● **Aim**
Tally the lines of the listing that contain the word "text", then give the total and nothing else.

● **Material provided**
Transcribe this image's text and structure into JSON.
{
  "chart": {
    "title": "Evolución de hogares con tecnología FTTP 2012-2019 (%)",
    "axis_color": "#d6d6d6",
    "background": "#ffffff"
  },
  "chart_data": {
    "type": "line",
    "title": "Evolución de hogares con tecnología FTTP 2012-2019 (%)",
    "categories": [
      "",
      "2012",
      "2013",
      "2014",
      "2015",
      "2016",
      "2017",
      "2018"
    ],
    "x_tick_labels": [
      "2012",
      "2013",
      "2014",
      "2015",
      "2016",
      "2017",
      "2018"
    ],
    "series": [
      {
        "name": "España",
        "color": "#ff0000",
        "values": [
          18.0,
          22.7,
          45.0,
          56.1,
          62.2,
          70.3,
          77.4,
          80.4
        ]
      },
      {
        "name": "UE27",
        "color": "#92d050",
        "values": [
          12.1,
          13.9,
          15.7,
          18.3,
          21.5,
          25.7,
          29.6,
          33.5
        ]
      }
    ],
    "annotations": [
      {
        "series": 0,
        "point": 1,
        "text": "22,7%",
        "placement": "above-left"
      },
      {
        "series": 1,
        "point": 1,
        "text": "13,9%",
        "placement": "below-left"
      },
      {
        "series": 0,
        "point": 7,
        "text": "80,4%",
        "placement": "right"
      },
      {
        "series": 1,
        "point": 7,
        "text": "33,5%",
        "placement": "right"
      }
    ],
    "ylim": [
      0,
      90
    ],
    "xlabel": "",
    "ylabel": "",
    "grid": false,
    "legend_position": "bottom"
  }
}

● **Output of the exercise**
5